### [WHAT NEEDS TO BE DONE]
Update the entries starting at the one containing "green-slider[interactable] xyxy=(578,368,674,388)" and ending at the one containing "wave-dropdown-list[interactable]: Wave Options: Wave1", replacing "Wave6" with "Wave3" and leaving everything else unchanged.

— start of GIVEN DATA —

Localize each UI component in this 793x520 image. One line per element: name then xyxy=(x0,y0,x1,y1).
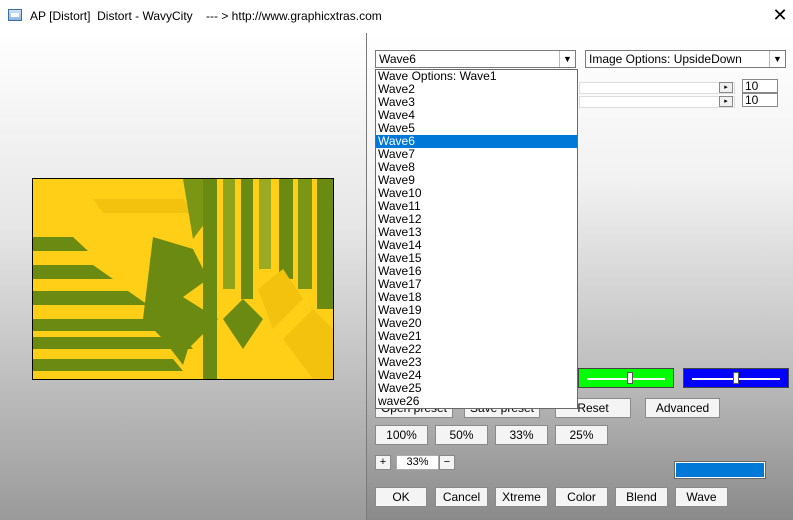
green-slider[interactable] xyxy=(578,368,674,388)
blue-slider-thumb[interactable] xyxy=(733,372,739,384)
title-bar: AP [Distort] Distort - WavyCity --- > ht… xyxy=(0,0,793,33)
image-options-select[interactable]: Image Options: UpsideDown ▼ xyxy=(585,50,786,68)
color-button[interactable]: Color xyxy=(555,487,608,507)
zoom-out-button[interactable]: − xyxy=(439,455,455,470)
wave-select-value: Wave6 xyxy=(379,52,416,66)
blue-slider[interactable] xyxy=(683,368,789,388)
ok-button[interactable]: OK xyxy=(375,487,427,507)
wave-select[interactable]: Wave6 ▼ xyxy=(375,50,576,68)
wave-dropdown-list[interactable]: Wave Options: Wave1 Wave2 Wave3 Wave4 Wave5 W… xyxy=(375,69,578,409)
zoom-25-button[interactable]: 25% xyxy=(555,425,608,445)
xtreme-button[interactable]: Xtreme xyxy=(495,487,548,507)
green-slider-thumb[interactable] xyxy=(627,372,633,384)
green-slider-track xyxy=(587,378,665,380)
param-slider-2[interactable] xyxy=(579,96,735,108)
cancel-button[interactable]: Cancel xyxy=(435,487,488,507)
param-value-2[interactable]: 10 xyxy=(742,93,778,107)
param-2-arrow[interactable]: ▸ xyxy=(719,96,733,107)
chevron-down-icon[interactable]: ▼ xyxy=(769,51,785,67)
image-options-value: Image Options: UpsideDown xyxy=(589,52,742,66)
list-item[interactable]: wave26 xyxy=(376,395,577,408)
preview-panel xyxy=(0,33,367,520)
app-icon xyxy=(8,9,22,21)
close-icon[interactable]: ✕ xyxy=(770,5,790,25)
window-title: AP [Distort] Distort - WavyCity --- > ht… xyxy=(30,9,382,23)
param-1-arrow[interactable]: ▸ xyxy=(719,82,733,93)
color-swatch[interactable] xyxy=(674,461,766,479)
blend-button[interactable]: Blend xyxy=(615,487,668,507)
zoom-in-button[interactable]: + xyxy=(375,455,391,470)
advanced-button[interactable]: Advanced xyxy=(645,398,720,418)
preview-image xyxy=(32,178,334,380)
zoom-33-button[interactable]: 33% xyxy=(495,425,548,445)
preview-artwork xyxy=(33,179,333,379)
zoom-100-button[interactable]: 100% xyxy=(375,425,428,445)
param-slider-1[interactable] xyxy=(579,82,735,94)
chevron-down-icon[interactable]: ▼ xyxy=(559,51,575,67)
wave-button[interactable]: Wave xyxy=(675,487,728,507)
param-value-1[interactable]: 10 xyxy=(742,79,778,93)
zoom-50-button[interactable]: 50% xyxy=(435,425,488,445)
zoom-value: 33% xyxy=(396,455,439,470)
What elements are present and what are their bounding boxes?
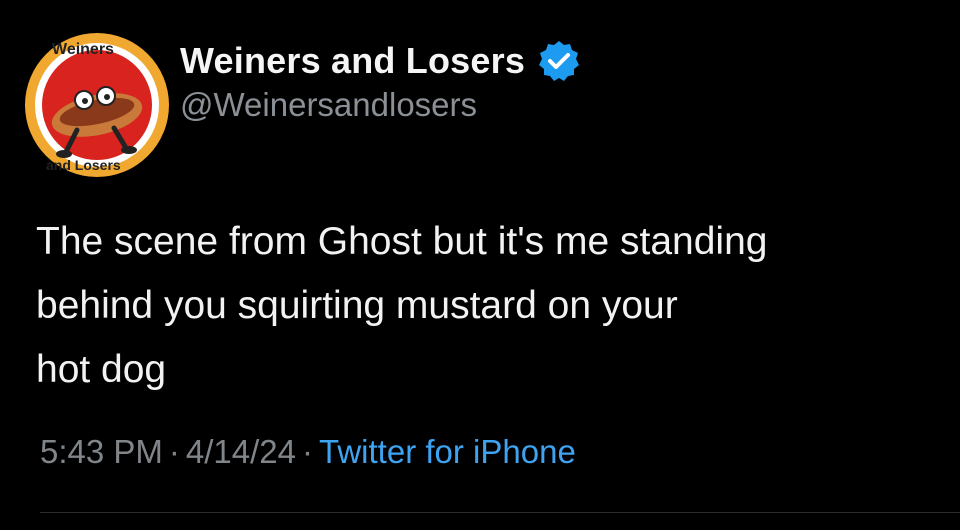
- name-row: Weiners and Losers: [180, 38, 581, 84]
- tweet-text-line: hot dog: [36, 348, 167, 391]
- avatar-text-top: Weiners: [52, 41, 114, 58]
- tweet-date[interactable]: 4/14/24: [186, 433, 296, 471]
- verified-badge-icon: [537, 39, 581, 83]
- display-name[interactable]: Weiners and Losers: [180, 40, 525, 82]
- tweet-time[interactable]: 5:43 PM: [40, 433, 163, 471]
- meta-separator: ·: [168, 433, 180, 470]
- tweet-source-link[interactable]: Twitter for iPhone: [319, 433, 576, 471]
- user-handle[interactable]: @Weinersandlosers: [180, 86, 477, 124]
- avatar[interactable]: Weiners and Losers: [22, 30, 172, 180]
- tweet-text: The scene from Ghost but it's me standin…: [36, 210, 936, 402]
- tweet-text-line: The scene from Ghost but it's me standin…: [36, 220, 768, 263]
- divider: [40, 512, 960, 513]
- meta-separator: ·: [302, 433, 314, 470]
- tweet-meta: 5:43 PM · 4/14/24 · Twitter for iPhone: [40, 433, 576, 471]
- avatar-text-bottom: and Losers: [46, 157, 121, 173]
- weiners-and-losers-logo-icon: Weiners and Losers: [25, 33, 169, 177]
- tweet-card: Weiners and Losers Weiners and Losers @W…: [0, 0, 960, 530]
- tweet-text-line: behind you squirting mustard on your: [36, 284, 678, 327]
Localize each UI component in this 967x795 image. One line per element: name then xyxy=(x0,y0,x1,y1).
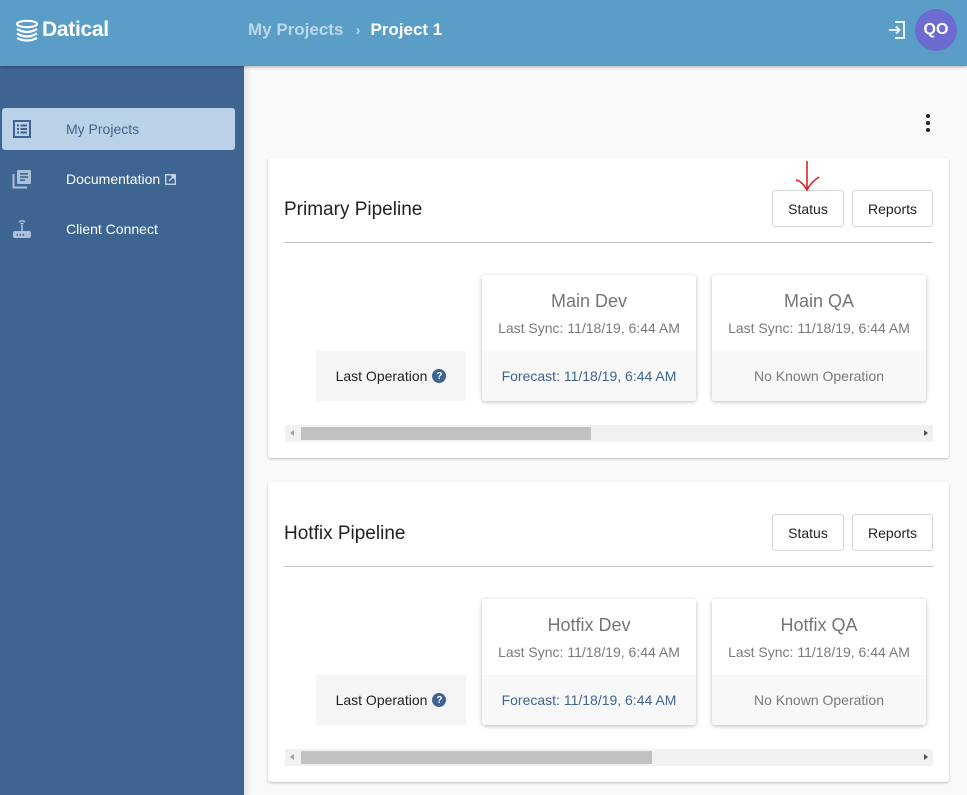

— end of GIVEN DATA —

### [OUTPUT FOR THIS EXERCISE]
green-slider[interactable] xyxy=(578,368,674,388)
blue-slider-thumb[interactable] xyxy=(733,372,739,384)
title-bar: AP [Distort] Distort - WavyCity --- > ht… xyxy=(0,0,793,33)
image-options-select[interactable]: Image Options: UpsideDown ▼ xyxy=(585,50,786,68)
color-button[interactable]: Color xyxy=(555,487,608,507)
zoom-out-button[interactable]: − xyxy=(439,455,455,470)
wave-select-value: Wave3 xyxy=(379,52,416,66)
blue-slider[interactable] xyxy=(683,368,789,388)
ok-button[interactable]: OK xyxy=(375,487,427,507)
wave-select[interactable]: Wave3 ▼ xyxy=(375,50,576,68)
wave-dropdown-list[interactable]: Wave Options: Wave1 Wave2 Wave3 Wave4 Wave5 W… xyxy=(375,69,578,409)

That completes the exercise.